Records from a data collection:
=======

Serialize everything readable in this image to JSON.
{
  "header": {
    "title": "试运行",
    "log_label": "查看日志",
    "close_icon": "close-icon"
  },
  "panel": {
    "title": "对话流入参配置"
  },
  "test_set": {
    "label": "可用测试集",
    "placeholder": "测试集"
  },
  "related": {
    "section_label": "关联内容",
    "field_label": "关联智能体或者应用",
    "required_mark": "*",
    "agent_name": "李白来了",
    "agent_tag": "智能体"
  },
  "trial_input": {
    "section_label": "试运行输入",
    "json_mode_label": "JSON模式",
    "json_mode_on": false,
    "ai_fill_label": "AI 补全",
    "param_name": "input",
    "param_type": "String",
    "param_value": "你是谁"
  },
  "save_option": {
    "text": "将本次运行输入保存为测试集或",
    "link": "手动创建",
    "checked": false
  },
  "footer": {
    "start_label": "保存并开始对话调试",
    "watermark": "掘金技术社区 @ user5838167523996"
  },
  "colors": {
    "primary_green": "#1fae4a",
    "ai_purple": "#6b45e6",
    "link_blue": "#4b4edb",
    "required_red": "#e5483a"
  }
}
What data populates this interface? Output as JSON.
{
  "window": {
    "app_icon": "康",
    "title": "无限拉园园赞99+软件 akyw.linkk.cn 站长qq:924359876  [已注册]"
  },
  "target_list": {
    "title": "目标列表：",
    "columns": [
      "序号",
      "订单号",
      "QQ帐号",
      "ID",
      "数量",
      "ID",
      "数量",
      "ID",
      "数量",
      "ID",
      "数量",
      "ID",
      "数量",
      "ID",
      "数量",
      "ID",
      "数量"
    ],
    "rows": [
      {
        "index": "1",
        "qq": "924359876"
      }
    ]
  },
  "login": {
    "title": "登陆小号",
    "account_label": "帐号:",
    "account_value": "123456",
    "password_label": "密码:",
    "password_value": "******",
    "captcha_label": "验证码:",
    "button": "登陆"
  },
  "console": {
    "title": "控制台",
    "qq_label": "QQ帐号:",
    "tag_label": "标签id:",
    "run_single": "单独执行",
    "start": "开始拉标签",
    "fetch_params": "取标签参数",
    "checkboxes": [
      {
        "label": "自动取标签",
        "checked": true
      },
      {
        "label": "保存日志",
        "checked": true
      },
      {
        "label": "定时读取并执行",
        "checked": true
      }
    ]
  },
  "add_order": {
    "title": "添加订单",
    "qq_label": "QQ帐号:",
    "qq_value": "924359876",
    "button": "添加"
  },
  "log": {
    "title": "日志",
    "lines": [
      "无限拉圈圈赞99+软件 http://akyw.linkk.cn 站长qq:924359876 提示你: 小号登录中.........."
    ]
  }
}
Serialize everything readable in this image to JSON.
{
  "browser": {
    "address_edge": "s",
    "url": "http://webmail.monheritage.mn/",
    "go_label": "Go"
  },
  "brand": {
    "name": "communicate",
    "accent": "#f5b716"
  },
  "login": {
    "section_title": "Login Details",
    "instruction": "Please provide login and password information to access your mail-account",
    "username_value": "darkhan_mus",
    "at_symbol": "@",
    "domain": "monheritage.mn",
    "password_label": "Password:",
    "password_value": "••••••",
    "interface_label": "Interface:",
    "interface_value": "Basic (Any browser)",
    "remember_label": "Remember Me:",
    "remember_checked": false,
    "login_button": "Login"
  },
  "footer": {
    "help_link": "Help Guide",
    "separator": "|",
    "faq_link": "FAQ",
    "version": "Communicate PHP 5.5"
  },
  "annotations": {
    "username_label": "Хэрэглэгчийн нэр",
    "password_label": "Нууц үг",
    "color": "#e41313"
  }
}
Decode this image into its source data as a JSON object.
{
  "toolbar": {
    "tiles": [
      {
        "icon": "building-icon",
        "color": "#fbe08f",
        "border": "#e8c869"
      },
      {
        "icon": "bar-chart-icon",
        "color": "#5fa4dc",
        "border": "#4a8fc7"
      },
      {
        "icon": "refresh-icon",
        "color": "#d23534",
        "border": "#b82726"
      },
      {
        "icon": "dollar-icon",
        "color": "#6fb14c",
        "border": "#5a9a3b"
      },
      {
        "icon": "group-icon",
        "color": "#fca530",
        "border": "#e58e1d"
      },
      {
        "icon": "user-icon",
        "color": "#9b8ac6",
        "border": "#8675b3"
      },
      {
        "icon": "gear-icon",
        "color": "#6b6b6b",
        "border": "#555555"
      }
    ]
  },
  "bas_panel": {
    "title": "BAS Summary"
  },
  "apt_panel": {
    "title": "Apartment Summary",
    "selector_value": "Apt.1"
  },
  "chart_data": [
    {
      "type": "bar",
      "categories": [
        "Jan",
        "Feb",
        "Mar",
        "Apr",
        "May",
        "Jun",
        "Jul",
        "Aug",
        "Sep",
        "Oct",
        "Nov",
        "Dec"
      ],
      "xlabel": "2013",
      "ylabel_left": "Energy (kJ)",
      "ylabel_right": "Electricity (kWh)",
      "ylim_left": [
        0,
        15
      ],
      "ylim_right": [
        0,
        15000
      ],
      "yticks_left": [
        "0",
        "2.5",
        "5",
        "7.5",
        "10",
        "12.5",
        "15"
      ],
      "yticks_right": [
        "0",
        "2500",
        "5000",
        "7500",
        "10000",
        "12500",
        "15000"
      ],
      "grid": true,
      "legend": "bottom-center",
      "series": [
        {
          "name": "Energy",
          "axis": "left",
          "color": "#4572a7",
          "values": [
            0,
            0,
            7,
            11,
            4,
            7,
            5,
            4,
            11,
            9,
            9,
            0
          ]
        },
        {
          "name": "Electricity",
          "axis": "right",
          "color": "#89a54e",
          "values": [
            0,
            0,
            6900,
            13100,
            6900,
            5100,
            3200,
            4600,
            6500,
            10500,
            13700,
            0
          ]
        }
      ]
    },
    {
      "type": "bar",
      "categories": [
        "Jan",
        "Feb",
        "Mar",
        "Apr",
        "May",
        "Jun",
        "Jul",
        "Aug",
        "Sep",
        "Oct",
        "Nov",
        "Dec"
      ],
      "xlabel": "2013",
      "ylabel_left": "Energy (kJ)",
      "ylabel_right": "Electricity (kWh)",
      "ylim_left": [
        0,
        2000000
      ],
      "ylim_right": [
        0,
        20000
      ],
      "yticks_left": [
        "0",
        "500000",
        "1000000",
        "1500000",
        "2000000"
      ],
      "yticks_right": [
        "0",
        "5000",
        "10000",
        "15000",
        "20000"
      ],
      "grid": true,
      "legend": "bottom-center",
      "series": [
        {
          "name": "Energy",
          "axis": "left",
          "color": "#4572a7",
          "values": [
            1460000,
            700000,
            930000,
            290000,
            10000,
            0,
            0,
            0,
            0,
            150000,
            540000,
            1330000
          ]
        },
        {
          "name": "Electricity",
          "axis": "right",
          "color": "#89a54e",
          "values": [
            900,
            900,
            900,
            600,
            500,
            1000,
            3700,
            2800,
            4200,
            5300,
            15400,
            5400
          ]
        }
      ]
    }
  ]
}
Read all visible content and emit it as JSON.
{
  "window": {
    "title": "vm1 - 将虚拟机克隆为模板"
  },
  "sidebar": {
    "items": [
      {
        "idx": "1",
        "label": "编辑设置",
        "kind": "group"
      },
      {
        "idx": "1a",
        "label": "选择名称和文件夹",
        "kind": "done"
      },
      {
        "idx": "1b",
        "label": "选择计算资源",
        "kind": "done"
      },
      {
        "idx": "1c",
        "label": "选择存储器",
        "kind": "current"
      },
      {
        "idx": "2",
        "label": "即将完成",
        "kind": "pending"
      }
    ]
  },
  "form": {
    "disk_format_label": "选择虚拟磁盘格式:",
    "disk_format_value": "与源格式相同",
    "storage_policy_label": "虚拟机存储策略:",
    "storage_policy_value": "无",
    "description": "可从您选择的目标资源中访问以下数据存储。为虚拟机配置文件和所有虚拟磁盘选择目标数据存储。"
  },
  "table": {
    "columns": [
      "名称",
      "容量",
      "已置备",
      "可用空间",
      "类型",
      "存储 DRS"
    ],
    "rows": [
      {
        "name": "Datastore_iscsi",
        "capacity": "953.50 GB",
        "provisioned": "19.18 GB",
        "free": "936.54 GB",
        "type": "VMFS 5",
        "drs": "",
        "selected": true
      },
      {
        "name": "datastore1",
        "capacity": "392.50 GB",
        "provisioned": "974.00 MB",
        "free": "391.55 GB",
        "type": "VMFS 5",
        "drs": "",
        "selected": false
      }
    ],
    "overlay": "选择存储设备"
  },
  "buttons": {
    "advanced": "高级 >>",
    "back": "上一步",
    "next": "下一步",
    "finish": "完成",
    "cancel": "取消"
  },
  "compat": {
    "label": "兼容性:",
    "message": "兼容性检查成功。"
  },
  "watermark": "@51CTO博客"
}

=======

▶ [TASK GOAL]
From the listing above, collect every line that mentions the word "kind".

▶ [RESULT]
        "kind": "group"
        "kind": "done"
        "kind": "done"
        "kind": "current"
        "kind": "pending"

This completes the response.